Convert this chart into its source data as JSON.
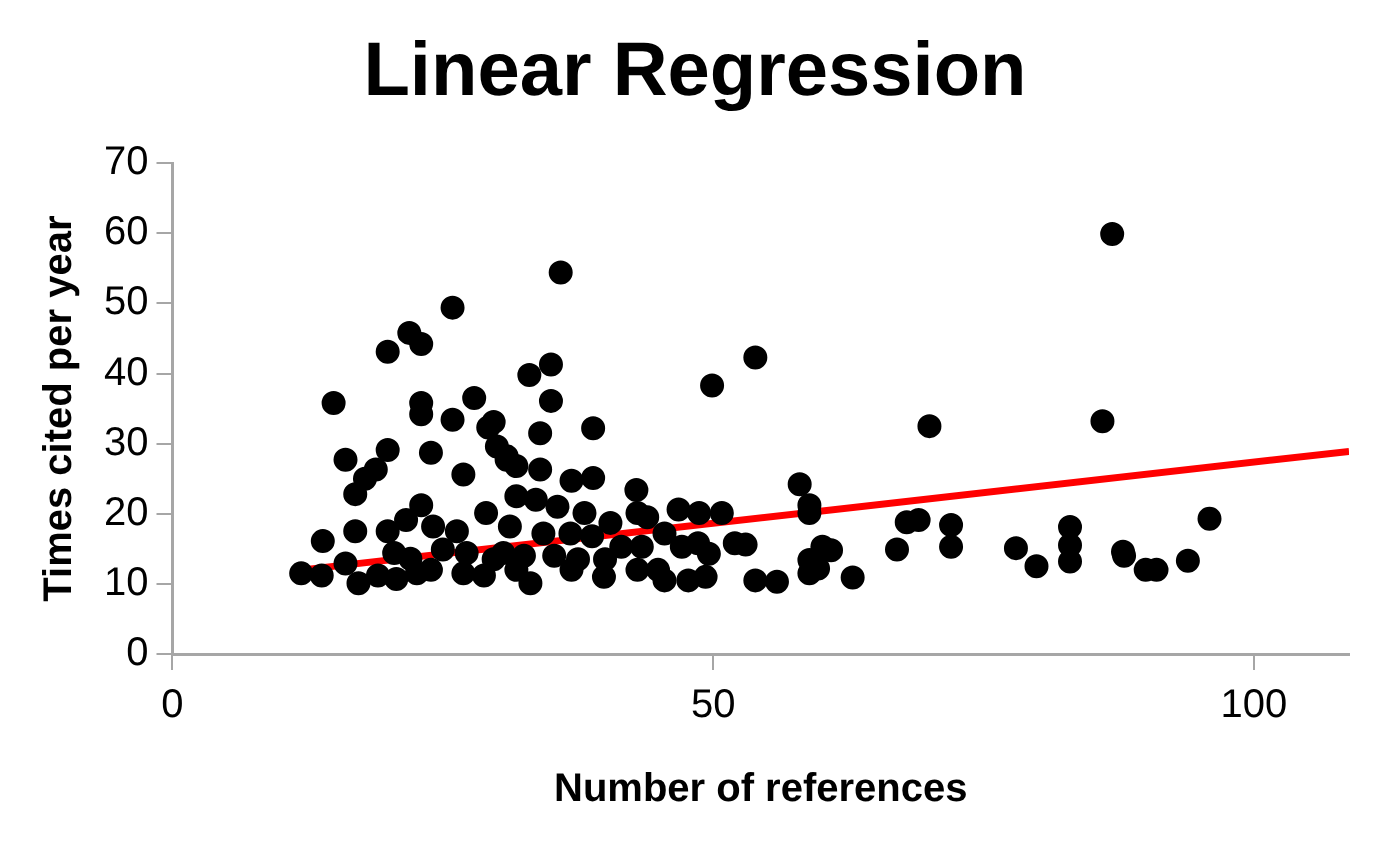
{
  "chart_data": {
    "type": "scatter",
    "title": "Linear Regression",
    "xlabel": "Number of references",
    "ylabel": "Times cited per year",
    "xlim": [
      0,
      108.8
    ],
    "ylim": [
      0,
      70
    ],
    "xticks": [
      0,
      50,
      100
    ],
    "yticks": [
      0,
      10,
      20,
      30,
      40,
      50,
      60,
      70
    ],
    "grid": false,
    "legend": false,
    "marker": "circle",
    "series": [
      {
        "color": "#000000",
        "x": [
          86.9,
          53.9,
          70,
          86,
          58,
          58.9,
          58.9,
          67.9,
          69,
          72,
          72,
          67,
          78,
          79.9,
          83,
          83,
          83,
          87.9,
          88,
          90,
          91,
          93.9,
          95.9,
          53,
          53.9,
          55.9,
          58.9,
          58.9,
          60.1,
          60.9,
          59.7,
          62.9,
          35.9,
          49.9,
          33,
          35,
          35,
          34,
          38.9,
          30.9,
          31.8,
          34,
          36.9,
          38.9,
          42.9,
          31.8,
          33.6,
          35.6,
          38.1,
          40.5,
          43,
          43.9,
          46.8,
          48.7,
          50.8,
          45.5,
          48.6,
          52,
          31.2,
          34.3,
          36.8,
          38.8,
          41.5,
          43.4,
          47.1,
          49.6,
          30.6,
          32.5,
          35.3,
          37.5,
          40,
          31.8,
          33.1,
          36.9,
          39.9,
          43,
          44.9,
          45.5,
          47.7,
          49.3,
          25.9,
          21.9,
          23,
          19.9,
          14.9,
          23,
          23,
          27.9,
          25.9,
          29.2,
          29.7,
          19.9,
          23.9,
          16,
          18.8,
          17.8,
          16.9,
          30,
          30.9,
          26.9,
          23,
          13.9,
          16.9,
          19.9,
          21.6,
          24.1,
          26.3,
          29,
          11.9,
          13.8,
          16,
          17.2,
          19,
          20.7,
          22.6,
          23.9,
          25,
          26.9,
          27.2,
          28.8,
          29.7,
          22,
          20.5
        ],
        "values": [
          59.9,
          42.3,
          32.5,
          33.2,
          24.2,
          21.2,
          20.1,
          18.8,
          19.1,
          18.4,
          15.3,
          14.9,
          15.1,
          12.5,
          18.1,
          15.5,
          13.2,
          14.6,
          14,
          12,
          12,
          13.3,
          19.3,
          15.6,
          10.5,
          10.3,
          13.4,
          11.5,
          15.3,
          14.8,
          12.2,
          10.9,
          54.4,
          38.3,
          39.8,
          41.3,
          36.1,
          31.5,
          32.2,
          28.2,
          26.8,
          26.3,
          24.7,
          25.1,
          23.4,
          22.5,
          22,
          21,
          20.1,
          18.7,
          20.1,
          19.5,
          20.6,
          20.1,
          20.1,
          17.2,
          15.8,
          15.8,
          18.2,
          17.2,
          17.2,
          16.8,
          15.3,
          15.3,
          15.3,
          14.3,
          14.4,
          14,
          14,
          13.5,
          13.5,
          12,
          10.1,
          12,
          11,
          12,
          12,
          10.5,
          10.5,
          11,
          49.4,
          45.8,
          44.2,
          43.1,
          35.8,
          35.8,
          34.2,
          36.5,
          33.4,
          32.3,
          33.1,
          29.1,
          28.7,
          27.7,
          26.3,
          25,
          22.8,
          29.6,
          27.7,
          25.6,
          21.2,
          16.1,
          17.5,
          17.5,
          19.1,
          18.2,
          17.5,
          20.1,
          11.5,
          11.2,
          12.9,
          10.1,
          11.2,
          10.7,
          11.5,
          12,
          14.9,
          11.5,
          14.4,
          11.2,
          13.5,
          13.6,
          14.4
        ]
      },
      {
        "type": "line",
        "color": "#ff0000",
        "line_style": "solid",
        "marker": "none",
        "x": [
          12,
          108.8
        ],
        "values": [
          12,
          28.9
        ]
      }
    ]
  }
}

§ Exercise brief: Transcribe the records verbatim and omit the images.

§ Output of the exercise:
Convert this chart into its source data as JSON.
{
  "chart_data": {
    "type": "scatter",
    "title": "Linear Regression",
    "xlabel": "Number of references",
    "ylabel": "Times cited per year",
    "xlim": [
      0,
      108.8
    ],
    "ylim": [
      0,
      70
    ],
    "xticks": [
      0,
      50,
      100
    ],
    "yticks": [
      0,
      10,
      20,
      30,
      40,
      50,
      60,
      70
    ],
    "grid": false,
    "legend": false,
    "marker": "circle",
    "series": [
      {
        "color": "#000000",
        "x": [
          86.9,
          53.9,
          70,
          86,
          58,
          58.9,
          58.9,
          67.9,
          69,
          72,
          72,
          67,
          78,
          79.9,
          83,
          83,
          83,
          87.9,
          88,
          90,
          91,
          93.9,
          95.9,
          53,
          53.9,
          55.9,
          58.9,
          58.9,
          60.1,
          60.9,
          59.7,
          62.9,
          35.9,
          49.9,
          33,
          35,
          35,
          34,
          38.9,
          30.9,
          31.8,
          34,
          36.9,
          38.9,
          42.9,
          31.8,
          33.6,
          35.6,
          38.1,
          40.5,
          43,
          43.9,
          46.8,
          48.7,
          50.8,
          45.5,
          48.6,
          52,
          31.2,
          34.3,
          36.8,
          38.8,
          41.5,
          43.4,
          47.1,
          49.6,
          30.6,
          32.5,
          35.3,
          37.5,
          40,
          31.8,
          33.1,
          36.9,
          39.9,
          43,
          44.9,
          45.5,
          47.7,
          49.3,
          25.9,
          21.9,
          23,
          19.9,
          14.9,
          23,
          23,
          27.9,
          25.9,
          29.2,
          29.7,
          19.9,
          23.9,
          16,
          18.8,
          17.8,
          16.9,
          30,
          30.9,
          26.9,
          23,
          13.9,
          16.9,
          19.9,
          21.6,
          24.1,
          26.3,
          29,
          11.9,
          13.8,
          16,
          17.2,
          19,
          20.7,
          22.6,
          23.9,
          25,
          26.9,
          27.2,
          28.8,
          29.7,
          22,
          20.5
        ],
        "values": [
          59.9,
          42.3,
          32.5,
          33.2,
          24.2,
          21.2,
          20.1,
          18.8,
          19.1,
          18.4,
          15.3,
          14.9,
          15.1,
          12.5,
          18.1,
          15.5,
          13.2,
          14.6,
          14,
          12,
          12,
          13.3,
          19.3,
          15.6,
          10.5,
          10.3,
          13.4,
          11.5,
          15.3,
          14.8,
          12.2,
          10.9,
          54.4,
          38.3,
          39.8,
          41.3,
          36.1,
          31.5,
          32.2,
          28.2,
          26.8,
          26.3,
          24.7,
          25.1,
          23.4,
          22.5,
          22,
          21,
          20.1,
          18.7,
          20.1,
          19.5,
          20.6,
          20.1,
          20.1,
          17.2,
          15.8,
          15.8,
          18.2,
          17.2,
          17.2,
          16.8,
          15.3,
          15.3,
          15.3,
          14.3,
          14.4,
          14,
          14,
          13.5,
          13.5,
          12,
          10.1,
          12,
          11,
          12,
          12,
          10.5,
          10.5,
          11,
          49.4,
          45.8,
          44.2,
          43.1,
          35.8,
          35.8,
          34.2,
          36.5,
          33.4,
          32.3,
          33.1,
          29.1,
          28.7,
          27.7,
          26.3,
          25,
          22.8,
          29.6,
          27.7,
          25.6,
          21.2,
          16.1,
          17.5,
          17.5,
          19.1,
          18.2,
          17.5,
          20.1,
          11.5,
          11.2,
          12.9,
          10.1,
          11.2,
          10.7,
          11.5,
          12,
          14.9,
          11.5,
          14.4,
          11.2,
          13.5,
          13.6,
          14.4
        ]
      },
      {
        "type": "line",
        "color": "#ff0000",
        "line_style": "solid",
        "marker": "none",
        "x": [
          12,
          108.8
        ],
        "values": [
          12,
          28.9
        ]
      }
    ]
  }
}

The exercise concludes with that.